■ **WHAT IS BEING ASKED**
Transcribe the records in full, keeping every character as it is.

■ **SUPPLIED DATA**
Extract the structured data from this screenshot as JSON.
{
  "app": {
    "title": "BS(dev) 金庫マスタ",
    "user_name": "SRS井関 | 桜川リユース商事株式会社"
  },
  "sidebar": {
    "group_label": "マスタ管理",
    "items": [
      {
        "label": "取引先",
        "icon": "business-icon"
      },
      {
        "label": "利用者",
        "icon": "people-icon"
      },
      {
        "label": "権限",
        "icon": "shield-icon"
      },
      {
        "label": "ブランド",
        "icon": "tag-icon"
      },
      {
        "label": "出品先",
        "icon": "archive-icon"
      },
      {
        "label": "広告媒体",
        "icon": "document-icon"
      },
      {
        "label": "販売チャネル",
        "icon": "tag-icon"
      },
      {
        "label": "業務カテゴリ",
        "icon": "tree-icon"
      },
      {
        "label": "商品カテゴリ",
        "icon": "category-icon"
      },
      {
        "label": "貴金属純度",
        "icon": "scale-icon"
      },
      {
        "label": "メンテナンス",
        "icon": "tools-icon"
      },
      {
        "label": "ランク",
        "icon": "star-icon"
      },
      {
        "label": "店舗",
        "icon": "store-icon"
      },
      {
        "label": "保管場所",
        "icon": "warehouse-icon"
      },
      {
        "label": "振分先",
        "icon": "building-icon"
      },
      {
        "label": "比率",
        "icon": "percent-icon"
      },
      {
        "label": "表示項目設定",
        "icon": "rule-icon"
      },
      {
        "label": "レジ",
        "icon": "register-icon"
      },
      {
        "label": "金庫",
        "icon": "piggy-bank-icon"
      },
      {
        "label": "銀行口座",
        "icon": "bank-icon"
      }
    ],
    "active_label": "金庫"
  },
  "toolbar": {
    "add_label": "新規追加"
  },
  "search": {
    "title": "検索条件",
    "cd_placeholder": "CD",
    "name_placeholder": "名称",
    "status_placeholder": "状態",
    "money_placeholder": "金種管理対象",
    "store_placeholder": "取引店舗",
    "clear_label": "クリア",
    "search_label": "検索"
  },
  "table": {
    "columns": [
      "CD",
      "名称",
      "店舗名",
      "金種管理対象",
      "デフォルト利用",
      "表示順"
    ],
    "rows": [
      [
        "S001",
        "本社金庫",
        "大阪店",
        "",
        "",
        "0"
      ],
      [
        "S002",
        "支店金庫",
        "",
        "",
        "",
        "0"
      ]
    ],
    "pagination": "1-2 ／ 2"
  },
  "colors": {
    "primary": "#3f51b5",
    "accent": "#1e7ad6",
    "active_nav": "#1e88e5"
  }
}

■ **CORRECT OUTPUT**
Extract the structured data from this screenshot as JSON.
{
  "app": {
    "title": "BS(dev) 金庫マスタ",
    "user_name": "SRS井関 | 桜川リユース商事株式会社"
  },
  "sidebar": {
    "group_label": "マスタ管理",
    "items": [
      {
        "label": "取引先",
        "icon": "business-icon"
      },
      {
        "label": "利用者",
        "icon": "people-icon"
      },
      {
        "label": "権限",
        "icon": "shield-icon"
      },
      {
        "label": "ブランド",
        "icon": "tag-icon"
      },
      {
        "label": "出品先",
        "icon": "archive-icon"
      },
      {
        "label": "広告媒体",
        "icon": "document-icon"
      },
      {
        "label": "販売チャネル",
        "icon": "tag-icon"
      },
      {
        "label": "業務カテゴリ",
        "icon": "tree-icon"
      },
      {
        "label": "商品カテゴリ",
        "icon": "category-icon"
      },
      {
        "label": "貴金属純度",
        "icon": "scale-icon"
      },
      {
        "label": "メンテナンス",
        "icon": "tools-icon"
      },
      {
        "label": "ランク",
        "icon": "star-icon"
      },
      {
        "label": "店舗",
        "icon": "store-icon"
      },
      {
        "label": "保管場所",
        "icon": "warehouse-icon"
      },
      {
        "label": "振分先",
        "icon": "building-icon"
      },
      {
        "label": "比率",
        "icon": "percent-icon"
      },
      {
        "label": "表示項目設定",
        "icon": "rule-icon"
      },
      {
        "label": "レジ",
        "icon": "register-icon"
      },
      {
        "label": "金庫",
        "icon": "piggy-bank-icon"
      },
      {
        "label": "銀行口座",
        "icon": "bank-icon"
      }
    ],
    "active_label": "金庫"
  },
  "toolbar": {
    "add_label": "新規追加"
  },
  "search": {
    "title": "検索条件",
    "cd_placeholder": "CD",
    "name_placeholder": "名称",
    "status_placeholder": "状態",
    "money_placeholder": "金種管理対象",
    "store_placeholder": "取引店舗",
    "clear_label": "クリア",
    "search_label": "検索"
  },
  "table": {
    "columns": [
      "CD",
      "名称",
      "店舗名",
      "金種管理対象",
      "デフォルト利用",
      "表示順"
    ],
    "rows": [
      [
        "S001",
        "本社金庫",
        "大阪店",
        "",
        "",
        "0"
      ],
      [
        "S002",
        "支店金庫",
        "",
        "",
        "",
        "0"
      ]
    ],
    "pagination": "1-2 ／ 2"
  },
  "colors": {
    "primary": "#3f51b5",
    "accent": "#1e7ad6",
    "active_nav": "#1e88e5"
  }
}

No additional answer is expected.